GOAL OF THE EXERCISE
Every line in the listing below that holds the word "Total" should be returned.

RAW DATA
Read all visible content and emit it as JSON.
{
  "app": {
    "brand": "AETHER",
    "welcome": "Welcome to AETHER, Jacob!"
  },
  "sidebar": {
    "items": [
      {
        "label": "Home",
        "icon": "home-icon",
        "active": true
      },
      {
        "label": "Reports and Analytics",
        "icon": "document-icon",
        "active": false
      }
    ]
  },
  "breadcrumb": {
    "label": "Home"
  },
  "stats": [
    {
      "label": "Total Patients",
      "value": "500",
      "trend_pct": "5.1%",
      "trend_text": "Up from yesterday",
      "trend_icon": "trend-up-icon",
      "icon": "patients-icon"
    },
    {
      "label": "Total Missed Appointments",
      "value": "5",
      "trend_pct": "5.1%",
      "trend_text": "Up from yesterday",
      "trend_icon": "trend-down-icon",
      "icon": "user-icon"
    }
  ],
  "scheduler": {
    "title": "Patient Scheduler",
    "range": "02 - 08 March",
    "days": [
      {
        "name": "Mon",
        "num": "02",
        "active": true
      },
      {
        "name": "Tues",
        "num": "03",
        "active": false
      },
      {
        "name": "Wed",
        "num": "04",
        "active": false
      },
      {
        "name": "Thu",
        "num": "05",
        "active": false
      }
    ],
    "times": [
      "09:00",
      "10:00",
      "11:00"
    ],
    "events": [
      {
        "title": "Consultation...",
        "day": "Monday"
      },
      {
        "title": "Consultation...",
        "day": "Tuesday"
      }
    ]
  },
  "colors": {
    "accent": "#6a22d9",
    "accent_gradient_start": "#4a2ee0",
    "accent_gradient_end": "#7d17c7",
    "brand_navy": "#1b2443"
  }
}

ANSWER BOX
      "label": "Total Patients",
      "label": "Total Missed Appointments",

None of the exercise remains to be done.